### [Exercise task]
Convert the part of the listing that runs from its first line through the line containing "The tube 419 is at (330, 760)." into a numbered list, omitting any blank lines.

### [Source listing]
----

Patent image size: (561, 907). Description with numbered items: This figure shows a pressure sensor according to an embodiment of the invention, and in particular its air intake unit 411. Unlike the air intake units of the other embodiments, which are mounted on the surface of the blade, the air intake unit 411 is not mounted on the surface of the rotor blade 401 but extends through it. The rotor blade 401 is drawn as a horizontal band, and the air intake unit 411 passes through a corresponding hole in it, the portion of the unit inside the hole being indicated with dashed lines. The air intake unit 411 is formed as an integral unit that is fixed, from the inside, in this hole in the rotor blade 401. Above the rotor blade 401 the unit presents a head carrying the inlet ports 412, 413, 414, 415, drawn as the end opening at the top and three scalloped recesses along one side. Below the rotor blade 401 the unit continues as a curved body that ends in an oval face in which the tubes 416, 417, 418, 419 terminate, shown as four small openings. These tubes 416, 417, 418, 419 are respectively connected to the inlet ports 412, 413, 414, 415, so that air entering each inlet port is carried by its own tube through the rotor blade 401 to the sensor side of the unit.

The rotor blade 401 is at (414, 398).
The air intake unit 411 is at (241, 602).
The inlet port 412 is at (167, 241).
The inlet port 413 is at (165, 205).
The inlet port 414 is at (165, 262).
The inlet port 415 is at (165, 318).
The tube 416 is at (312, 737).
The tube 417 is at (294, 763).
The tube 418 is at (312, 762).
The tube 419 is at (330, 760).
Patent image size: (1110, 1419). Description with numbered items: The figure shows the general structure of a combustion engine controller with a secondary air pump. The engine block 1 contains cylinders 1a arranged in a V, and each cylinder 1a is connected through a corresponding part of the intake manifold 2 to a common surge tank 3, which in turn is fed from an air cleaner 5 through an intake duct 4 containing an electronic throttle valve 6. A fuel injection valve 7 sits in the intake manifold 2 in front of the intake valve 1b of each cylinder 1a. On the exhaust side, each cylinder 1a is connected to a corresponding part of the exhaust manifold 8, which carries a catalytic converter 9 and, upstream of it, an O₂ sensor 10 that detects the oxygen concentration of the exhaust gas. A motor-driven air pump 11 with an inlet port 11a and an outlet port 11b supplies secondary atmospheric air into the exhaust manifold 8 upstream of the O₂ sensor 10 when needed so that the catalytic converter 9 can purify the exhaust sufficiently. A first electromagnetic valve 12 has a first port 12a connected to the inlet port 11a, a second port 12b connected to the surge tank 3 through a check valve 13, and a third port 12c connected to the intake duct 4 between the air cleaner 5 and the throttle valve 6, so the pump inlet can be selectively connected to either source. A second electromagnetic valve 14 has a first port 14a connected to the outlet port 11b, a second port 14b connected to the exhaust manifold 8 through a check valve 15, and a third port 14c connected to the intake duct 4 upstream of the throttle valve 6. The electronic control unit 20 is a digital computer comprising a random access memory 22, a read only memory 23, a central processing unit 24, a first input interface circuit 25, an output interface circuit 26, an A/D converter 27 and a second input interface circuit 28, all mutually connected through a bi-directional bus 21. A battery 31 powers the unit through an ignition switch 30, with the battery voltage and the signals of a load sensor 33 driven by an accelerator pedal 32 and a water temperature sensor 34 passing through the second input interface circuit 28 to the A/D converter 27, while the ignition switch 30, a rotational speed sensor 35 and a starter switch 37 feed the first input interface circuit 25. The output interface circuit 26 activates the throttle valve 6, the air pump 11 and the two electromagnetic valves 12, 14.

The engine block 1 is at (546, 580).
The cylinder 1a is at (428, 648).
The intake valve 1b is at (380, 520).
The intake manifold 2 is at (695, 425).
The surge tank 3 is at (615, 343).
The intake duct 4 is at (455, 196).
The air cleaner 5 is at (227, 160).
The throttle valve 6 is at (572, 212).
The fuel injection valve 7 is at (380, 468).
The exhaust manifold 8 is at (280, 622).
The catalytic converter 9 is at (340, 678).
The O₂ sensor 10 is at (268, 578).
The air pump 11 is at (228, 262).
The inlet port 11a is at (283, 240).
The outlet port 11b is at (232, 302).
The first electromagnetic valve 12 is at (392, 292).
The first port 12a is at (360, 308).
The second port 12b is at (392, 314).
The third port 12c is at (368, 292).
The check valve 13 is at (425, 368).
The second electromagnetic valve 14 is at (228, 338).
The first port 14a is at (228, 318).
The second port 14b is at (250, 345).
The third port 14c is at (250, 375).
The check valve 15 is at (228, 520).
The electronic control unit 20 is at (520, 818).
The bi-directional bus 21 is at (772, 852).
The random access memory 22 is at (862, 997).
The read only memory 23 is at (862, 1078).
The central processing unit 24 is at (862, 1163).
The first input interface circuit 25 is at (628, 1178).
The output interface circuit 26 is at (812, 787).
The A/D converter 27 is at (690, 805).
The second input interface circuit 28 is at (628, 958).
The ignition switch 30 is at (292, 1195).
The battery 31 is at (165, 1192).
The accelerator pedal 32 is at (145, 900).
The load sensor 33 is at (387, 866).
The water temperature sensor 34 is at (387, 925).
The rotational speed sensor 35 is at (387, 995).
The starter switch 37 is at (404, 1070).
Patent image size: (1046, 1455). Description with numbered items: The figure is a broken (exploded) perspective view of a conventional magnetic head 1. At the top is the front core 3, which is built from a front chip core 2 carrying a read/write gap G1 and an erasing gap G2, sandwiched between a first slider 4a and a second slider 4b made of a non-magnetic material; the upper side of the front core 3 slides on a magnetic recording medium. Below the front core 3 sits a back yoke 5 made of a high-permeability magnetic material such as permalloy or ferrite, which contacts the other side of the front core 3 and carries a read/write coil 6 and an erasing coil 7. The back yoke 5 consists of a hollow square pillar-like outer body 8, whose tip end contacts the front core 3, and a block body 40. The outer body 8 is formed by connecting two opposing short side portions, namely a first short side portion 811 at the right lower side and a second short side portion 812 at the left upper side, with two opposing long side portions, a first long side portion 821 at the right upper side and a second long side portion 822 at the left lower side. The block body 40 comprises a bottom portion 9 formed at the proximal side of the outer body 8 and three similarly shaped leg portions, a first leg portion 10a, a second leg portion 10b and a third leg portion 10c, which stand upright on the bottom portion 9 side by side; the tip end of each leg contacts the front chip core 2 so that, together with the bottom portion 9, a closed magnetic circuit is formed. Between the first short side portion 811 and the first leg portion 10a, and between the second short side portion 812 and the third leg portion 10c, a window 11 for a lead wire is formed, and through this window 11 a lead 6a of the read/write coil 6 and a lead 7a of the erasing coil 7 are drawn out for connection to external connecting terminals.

----

### [Task answer]
1. Patent image size: (561, 907). Description with numbered items: This figure shows a pressure sensor according to an embodiment of the invention, and in particular its air intake unit 411. Unlike the air intake units of the other embodiments, which are mounted on the surface of the blade, the air intake unit 411 is not mounted on the surface of the rotor blade 401 but extends through it. The rotor blade 401 is drawn as a horizontal band, and the air intake unit 411 passes through a corresponding hole in it, the portion of the unit inside the hole being indicated with dashed lines. The air intake unit 411 is formed as an integral unit that is fixed, from the inside, in this hole in the rotor blade 401. Above the rotor blade 401 the unit presents a head carrying the inlet ports 412, 413, 414, 415, drawn as the end opening at the top and three scalloped recesses along one side. Below the rotor blade 401 the unit continues as a curved body that ends in an oval face in which the tubes 416, 417, 418, 419 terminate, shown as four small openings. These tubes 416, 417, 418, 419 are respectively connected to the inlet ports 412, 413, 414, 415, so that air entering each inlet port is carried by its own tube through the rotor blade 401 to the sensor side of the unit.
2. The rotor blade 401 is at (414, 398).
3. The air intake unit 411 is at (241, 602).
4. The inlet port 412 is at (167, 241).
5. The inlet port 413 is at (165, 205).
6. The inlet port 414 is at (165, 262).
7. The inlet port 415 is at (165, 318).
8. The tube 416 is at (312, 737).
9. The tube 417 is at (294, 763).
10. The tube 418 is at (312, 762).
11. The tube 419 is at (330, 760).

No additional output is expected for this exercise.